Supplied records =>
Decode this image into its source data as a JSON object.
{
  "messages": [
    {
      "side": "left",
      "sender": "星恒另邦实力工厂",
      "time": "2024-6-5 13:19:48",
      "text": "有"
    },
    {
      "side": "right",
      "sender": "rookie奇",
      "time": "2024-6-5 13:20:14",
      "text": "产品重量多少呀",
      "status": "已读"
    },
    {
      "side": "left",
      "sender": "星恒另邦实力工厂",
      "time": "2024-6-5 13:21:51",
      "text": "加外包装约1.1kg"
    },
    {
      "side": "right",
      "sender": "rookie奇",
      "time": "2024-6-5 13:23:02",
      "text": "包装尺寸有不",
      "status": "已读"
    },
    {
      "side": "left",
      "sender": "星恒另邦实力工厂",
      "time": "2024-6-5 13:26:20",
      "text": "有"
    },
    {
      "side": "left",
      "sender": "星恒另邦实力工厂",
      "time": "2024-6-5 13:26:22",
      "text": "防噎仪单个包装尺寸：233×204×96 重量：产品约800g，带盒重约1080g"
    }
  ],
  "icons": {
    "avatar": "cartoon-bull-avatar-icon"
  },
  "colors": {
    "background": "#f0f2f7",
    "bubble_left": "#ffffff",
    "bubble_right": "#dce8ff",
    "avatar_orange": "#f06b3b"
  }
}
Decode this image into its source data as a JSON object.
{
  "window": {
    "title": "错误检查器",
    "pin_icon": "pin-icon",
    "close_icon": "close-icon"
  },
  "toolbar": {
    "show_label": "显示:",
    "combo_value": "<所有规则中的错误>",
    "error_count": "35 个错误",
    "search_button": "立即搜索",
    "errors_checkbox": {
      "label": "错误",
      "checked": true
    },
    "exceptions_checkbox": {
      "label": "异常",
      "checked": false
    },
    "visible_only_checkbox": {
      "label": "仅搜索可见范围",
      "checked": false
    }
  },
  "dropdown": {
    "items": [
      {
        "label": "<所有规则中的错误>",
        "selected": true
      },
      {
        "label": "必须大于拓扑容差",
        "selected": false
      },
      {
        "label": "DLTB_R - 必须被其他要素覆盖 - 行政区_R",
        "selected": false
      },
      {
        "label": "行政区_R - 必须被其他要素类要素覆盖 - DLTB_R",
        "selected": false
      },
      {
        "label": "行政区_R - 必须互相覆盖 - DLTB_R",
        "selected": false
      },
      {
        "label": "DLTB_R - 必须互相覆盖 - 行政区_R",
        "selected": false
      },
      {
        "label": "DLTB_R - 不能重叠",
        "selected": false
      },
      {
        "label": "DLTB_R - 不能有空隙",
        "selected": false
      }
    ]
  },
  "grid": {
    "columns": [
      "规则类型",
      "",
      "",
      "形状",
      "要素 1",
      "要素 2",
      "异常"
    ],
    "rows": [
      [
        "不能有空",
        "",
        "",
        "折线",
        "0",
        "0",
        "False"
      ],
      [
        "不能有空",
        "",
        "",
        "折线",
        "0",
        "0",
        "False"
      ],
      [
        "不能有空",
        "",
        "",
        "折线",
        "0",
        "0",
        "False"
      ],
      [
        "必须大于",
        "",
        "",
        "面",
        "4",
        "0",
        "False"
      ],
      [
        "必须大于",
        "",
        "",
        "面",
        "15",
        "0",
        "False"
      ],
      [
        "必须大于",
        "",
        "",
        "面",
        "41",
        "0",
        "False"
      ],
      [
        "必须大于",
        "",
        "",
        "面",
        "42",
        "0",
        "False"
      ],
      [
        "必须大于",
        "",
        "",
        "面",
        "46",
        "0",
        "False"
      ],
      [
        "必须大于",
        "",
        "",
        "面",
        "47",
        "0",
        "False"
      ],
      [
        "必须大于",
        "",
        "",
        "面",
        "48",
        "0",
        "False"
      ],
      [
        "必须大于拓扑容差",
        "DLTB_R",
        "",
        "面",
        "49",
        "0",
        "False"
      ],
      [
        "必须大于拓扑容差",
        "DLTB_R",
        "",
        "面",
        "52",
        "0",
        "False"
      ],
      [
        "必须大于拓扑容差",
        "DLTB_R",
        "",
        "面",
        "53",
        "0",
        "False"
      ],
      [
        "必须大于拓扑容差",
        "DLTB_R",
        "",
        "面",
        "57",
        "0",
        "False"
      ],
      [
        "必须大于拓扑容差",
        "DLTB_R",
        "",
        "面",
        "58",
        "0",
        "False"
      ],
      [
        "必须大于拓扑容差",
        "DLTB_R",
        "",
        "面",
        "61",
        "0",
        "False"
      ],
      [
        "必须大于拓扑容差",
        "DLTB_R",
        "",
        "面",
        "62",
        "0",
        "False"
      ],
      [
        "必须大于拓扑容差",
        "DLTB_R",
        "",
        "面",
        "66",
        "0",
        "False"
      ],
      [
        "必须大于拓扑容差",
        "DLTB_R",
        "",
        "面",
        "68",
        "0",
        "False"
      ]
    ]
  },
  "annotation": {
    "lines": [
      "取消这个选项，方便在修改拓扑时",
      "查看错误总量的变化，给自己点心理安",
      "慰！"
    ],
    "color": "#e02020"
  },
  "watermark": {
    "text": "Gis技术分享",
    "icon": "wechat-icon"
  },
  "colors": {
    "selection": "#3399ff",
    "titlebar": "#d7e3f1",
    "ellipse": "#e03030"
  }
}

Aim => Would you give the material above again, complete and exact?

Output of the task =>
Decode this image into its source data as a JSON object.
{
  "messages": [
    {
      "side": "left",
      "sender": "星恒另邦实力工厂",
      "time": "2024-6-5 13:19:48",
      "text": "有"
    },
    {
      "side": "right",
      "sender": "rookie奇",
      "time": "2024-6-5 13:20:14",
      "text": "产品重量多少呀",
      "status": "已读"
    },
    {
      "side": "left",
      "sender": "星恒另邦实力工厂",
      "time": "2024-6-5 13:21:51",
      "text": "加外包装约1.1kg"
    },
    {
      "side": "right",
      "sender": "rookie奇",
      "time": "2024-6-5 13:23:02",
      "text": "包装尺寸有不",
      "status": "已读"
    },
    {
      "side": "left",
      "sender": "星恒另邦实力工厂",
      "time": "2024-6-5 13:26:20",
      "text": "有"
    },
    {
      "side": "left",
      "sender": "星恒另邦实力工厂",
      "time": "2024-6-5 13:26:22",
      "text": "防噎仪单个包装尺寸：233×204×96 重量：产品约800g，带盒重约1080g"
    }
  ],
  "icons": {
    "avatar": "cartoon-bull-avatar-icon"
  },
  "colors": {
    "background": "#f0f2f7",
    "bubble_left": "#ffffff",
    "bubble_right": "#dce8ff",
    "avatar_orange": "#f06b3b"
  }
}
Decode this image into its source data as a JSON object.
{
  "window": {
    "title": "错误检查器",
    "pin_icon": "pin-icon",
    "close_icon": "close-icon"
  },
  "toolbar": {
    "show_label": "显示:",
    "combo_value": "<所有规则中的错误>",
    "error_count": "35 个错误",
    "search_button": "立即搜索",
    "errors_checkbox": {
      "label": "错误",
      "checked": true
    },
    "exceptions_checkbox": {
      "label": "异常",
      "checked": false
    },
    "visible_only_checkbox": {
      "label": "仅搜索可见范围",
      "checked": false
    }
  },
  "dropdown": {
    "items": [
      {
        "label": "<所有规则中的错误>",
        "selected": true
      },
      {
        "label": "必须大于拓扑容差",
        "selected": false
      },
      {
        "label": "DLTB_R - 必须被其他要素覆盖 - 行政区_R",
        "selected": false
      },
      {
        "label": "行政区_R - 必须被其他要素类要素覆盖 - DLTB_R",
        "selected": false
      },
      {
        "label": "行政区_R - 必须互相覆盖 - DLTB_R",
        "selected": false
      },
      {
        "label": "DLTB_R - 必须互相覆盖 - 行政区_R",
        "selected": false
      },
      {
        "label": "DLTB_R - 不能重叠",
        "selected": false
      },
      {
        "label": "DLTB_R - 不能有空隙",
        "selected": false
      }
    ]
  },
  "grid": {
    "columns": [
      "规则类型",
      "",
      "",
      "形状",
      "要素 1",
      "要素 2",
      "异常"
    ],
    "rows": [
      [
        "不能有空",
        "",
        "",
        "折线",
        "0",
        "0",
        "False"
      ],
      [
        "不能有空",
        "",
        "",
        "折线",
        "0",
        "0",
        "False"
      ],
      [
        "不能有空",
        "",
        "",
        "折线",
        "0",
        "0",
        "False"
      ],
      [
        "必须大于",
        "",
        "",
        "面",
        "4",
        "0",
        "False"
      ],
      [
        "必须大于",
        "",
        "",
        "面",
        "15",
        "0",
        "False"
      ],
      [
        "必须大于",
        "",
        "",
        "面",
        "41",
        "0",
        "False"
      ],
      [
        "必须大于",
        "",
        "",
        "面",
        "42",
        "0",
        "False"
      ],
      [
        "必须大于",
        "",
        "",
        "面",
        "46",
        "0",
        "False"
      ],
      [
        "必须大于",
        "",
        "",
        "面",
        "47",
        "0",
        "False"
      ],
      [
        "必须大于",
        "",
        "",
        "面",
        "48",
        "0",
        "False"
      ],
      [
        "必须大于拓扑容差",
        "DLTB_R",
        "",
        "面",
        "49",
        "0",
        "False"
      ],
      [
        "必须大于拓扑容差",
        "DLTB_R",
        "",
        "面",
        "52",
        "0",
        "False"
      ],
      [
        "必须大于拓扑容差",
        "DLTB_R",
        "",
        "面",
        "53",
        "0",
        "False"
      ],
      [
        "必须大于拓扑容差",
        "DLTB_R",
        "",
        "面",
        "57",
        "0",
        "False"
      ],
      [
        "必须大于拓扑容差",
        "DLTB_R",
        "",
        "面",
        "58",
        "0",
        "False"
      ],
      [
        "必须大于拓扑容差",
        "DLTB_R",
        "",
        "面",
        "61",
        "0",
        "False"
      ],
      [
        "必须大于拓扑容差",
        "DLTB_R",
        "",
        "面",
        "62",
        "0",
        "False"
      ],
      [
        "必须大于拓扑容差",
        "DLTB_R",
        "",
        "面",
        "66",
        "0",
        "False"
      ],
      [
        "必须大于拓扑容差",
        "DLTB_R",
        "",
        "面",
        "68",
        "0",
        "False"
      ]
    ]
  },
  "annotation": {
    "lines": [
      "取消这个选项，方便在修改拓扑时",
      "查看错误总量的变化，给自己点心理安",
      "慰！"
    ],
    "color": "#e02020"
  },
  "watermark": {
    "text": "Gis技术分享",
    "icon": "wechat-icon"
  },
  "colors": {
    "selection": "#3399ff",
    "titlebar": "#d7e3f1",
    "ellipse": "#e03030"
  }
}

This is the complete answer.